EXERCISE INSTRUCTIONS | Find every line in the records that holds the string "title". Copy each one.

INFORMATION GIVEN |
+===+
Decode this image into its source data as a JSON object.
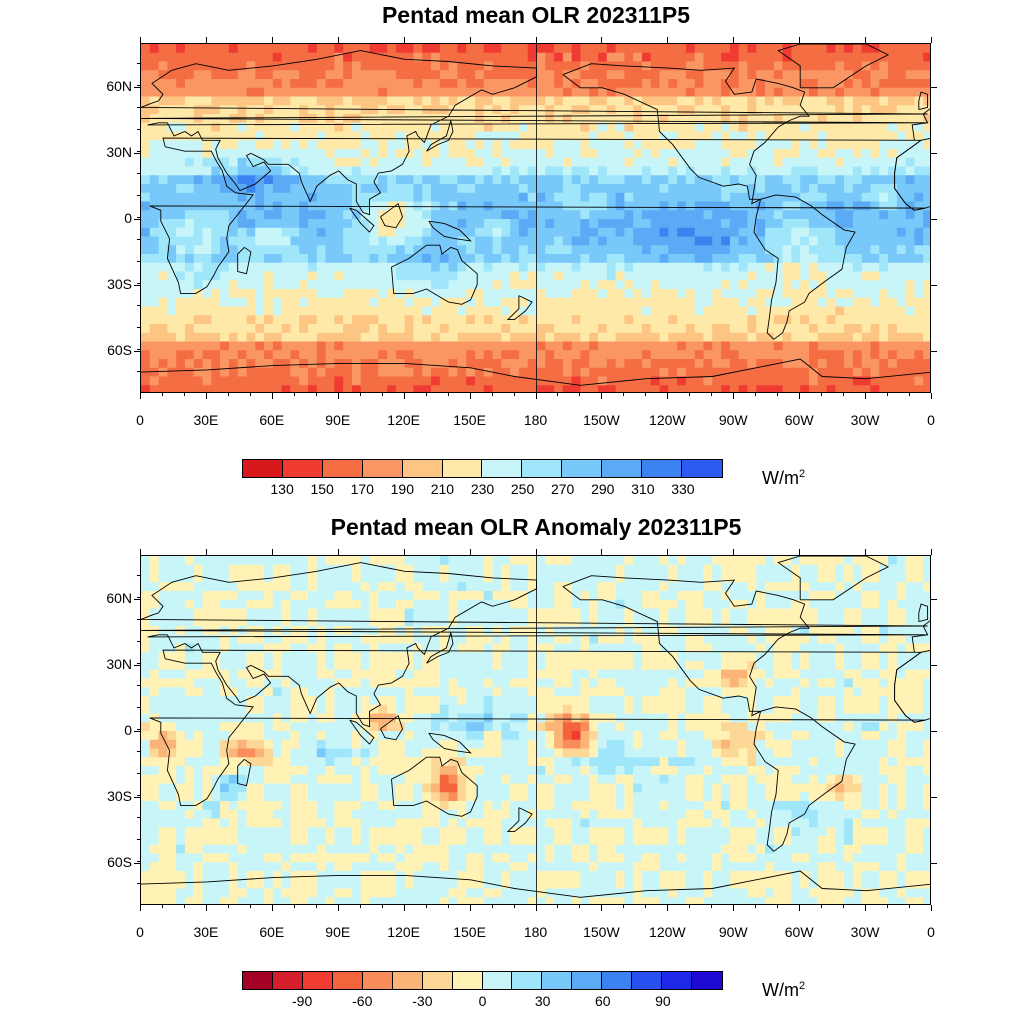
{
  "panels": [
    {
      "title": "Pentad mean OLR 202311P5",
      "colorbar": {
        "colors": [
          "#d7191c",
          "#f03b32",
          "#f46d43",
          "#fa9664",
          "#fdc584",
          "#fee9a8",
          "#c8f5f8",
          "#a0e6fa",
          "#78c8fa",
          "#5aaaf5",
          "#3c82f0",
          "#2d5af0"
        ],
        "labels": [
          "130",
          "150",
          "170",
          "190",
          "210",
          "230",
          "250",
          "270",
          "290",
          "310",
          "330"
        ],
        "units_base": "W/m",
        "units_exp": "2"
      }
    },
    {
      "title": "Pentad mean OLR Anomaly 202311P5",
      "colorbar": {
        "colors": [
          "#a50026",
          "#d21e2d",
          "#f03c32",
          "#f4643c",
          "#f88c5a",
          "#fbb478",
          "#fdd796",
          "#fff2b4",
          "#c8f5f8",
          "#a0e6fa",
          "#78c8fa",
          "#5aaaf5",
          "#3c82f0",
          "#2850f0",
          "#1e28e6",
          "#1e0ad2"
        ],
        "labels": [
          "-90",
          "-60",
          "-30",
          "0",
          "30",
          "60",
          "90"
        ],
        "units_base": "W/m",
        "units_exp": "2"
      }
    }
  ],
  "lat_labels": [
    "60N",
    "30N",
    "0",
    "30S",
    "60S"
  ],
  "lon_labels": [
    "0",
    "30E",
    "60E",
    "90E",
    "120E",
    "150E",
    "180",
    "150W",
    "120W",
    "90W",
    "60W",
    "30W",
    "0"
  ]
}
+===+
THE ANSWER |
      "title": "Pentad mean OLR 202311P5",
      "title": "Pentad mean OLR Anomaly 202311P5",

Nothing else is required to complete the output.